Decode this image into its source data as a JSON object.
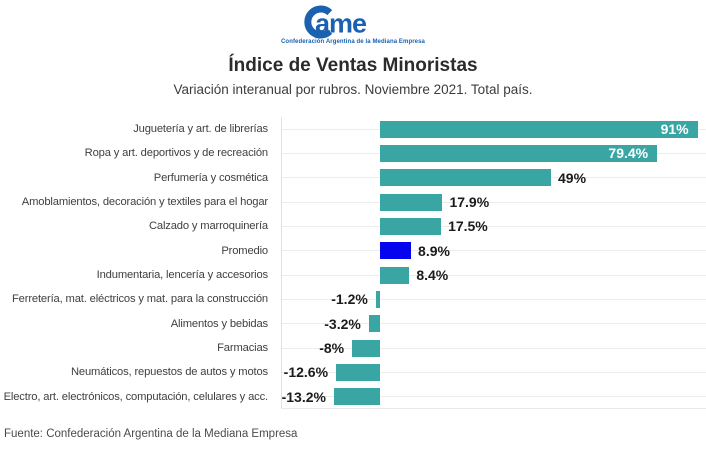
{
  "logo": {
    "wordmark": "Came",
    "subtitle": "Confederación Argentina de la Mediana Empresa",
    "color": "#1a61b0"
  },
  "header": {
    "title": "Índice de Ventas Minoristas",
    "subtitle": "Variación interanual por rubros. Noviembre 2021. Total país."
  },
  "chart_data": {
    "type": "bar",
    "orientation": "horizontal",
    "title": "Índice de Ventas Minoristas",
    "subtitle": "Variación interanual por rubros. Noviembre 2021. Total país.",
    "unit": "%",
    "categories": [
      "Juguetería y art. de librerías",
      "Ropa y art. deportivos y de recreación",
      "Perfumería y cosmética",
      "Amoblamientos, decoración y textiles para el hogar",
      "Calzado y marroquinería",
      "Promedio",
      "Indumentaria, lencería y accesorios",
      "Ferretería, mat. eléctricos y mat. para la construcción",
      "Alimentos y bebidas",
      "Farmacias",
      "Neumáticos, repuestos de autos y motos",
      "Electro, art. electrónicos, computación, celulares y acc."
    ],
    "values": [
      91,
      79.4,
      49,
      17.9,
      17.5,
      8.9,
      8.4,
      -1.2,
      -3.2,
      -8,
      -12.6,
      -13.2
    ],
    "value_labels": [
      "91%",
      "79.4%",
      "49%",
      "17.9%",
      "17.5%",
      "8.9%",
      "8.4%",
      "-1.2%",
      "-3.2%",
      "-8%",
      "-12.6%",
      "-13.2%"
    ],
    "highlight_category": "Promedio",
    "colors": {
      "bar": "#3aa6a3",
      "highlight": "#0404ee",
      "value_label_inside": "#ffffff",
      "value_label_outside": "#1b1b1b",
      "gridline": "#ececec"
    },
    "xlim": [
      -28,
      93
    ],
    "grid": "horizontal gridlines at category centers, left axis spine",
    "legend": "none",
    "value_label_inside_threshold": 60
  },
  "footer": {
    "source": "Fuente: Confederación Argentina de la Mediana Empresa"
  }
}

-*-

* _Your instructions_: Write the lines above out again exactly, without any of their pictures.

* _Task answer_:
Decode this image into its source data as a JSON object.
{
  "logo": {
    "wordmark": "Came",
    "subtitle": "Confederación Argentina de la Mediana Empresa",
    "color": "#1a61b0"
  },
  "header": {
    "title": "Índice de Ventas Minoristas",
    "subtitle": "Variación interanual por rubros. Noviembre 2021. Total país."
  },
  "chart_data": {
    "type": "bar",
    "orientation": "horizontal",
    "title": "Índice de Ventas Minoristas",
    "subtitle": "Variación interanual por rubros. Noviembre 2021. Total país.",
    "unit": "%",
    "categories": [
      "Juguetería y art. de librerías",
      "Ropa y art. deportivos y de recreación",
      "Perfumería y cosmética",
      "Amoblamientos, decoración y textiles para el hogar",
      "Calzado y marroquinería",
      "Promedio",
      "Indumentaria, lencería y accesorios",
      "Ferretería, mat. eléctricos y mat. para la construcción",
      "Alimentos y bebidas",
      "Farmacias",
      "Neumáticos, repuestos de autos y motos",
      "Electro, art. electrónicos, computación, celulares y acc."
    ],
    "values": [
      91,
      79.4,
      49,
      17.9,
      17.5,
      8.9,
      8.4,
      -1.2,
      -3.2,
      -8,
      -12.6,
      -13.2
    ],
    "value_labels": [
      "91%",
      "79.4%",
      "49%",
      "17.9%",
      "17.5%",
      "8.9%",
      "8.4%",
      "-1.2%",
      "-3.2%",
      "-8%",
      "-12.6%",
      "-13.2%"
    ],
    "highlight_category": "Promedio",
    "colors": {
      "bar": "#3aa6a3",
      "highlight": "#0404ee",
      "value_label_inside": "#ffffff",
      "value_label_outside": "#1b1b1b",
      "gridline": "#ececec"
    },
    "xlim": [
      -28,
      93
    ],
    "grid": "horizontal gridlines at category centers, left axis spine",
    "legend": "none",
    "value_label_inside_threshold": 60
  },
  "footer": {
    "source": "Fuente: Confederación Argentina de la Mediana Empresa"
  }
}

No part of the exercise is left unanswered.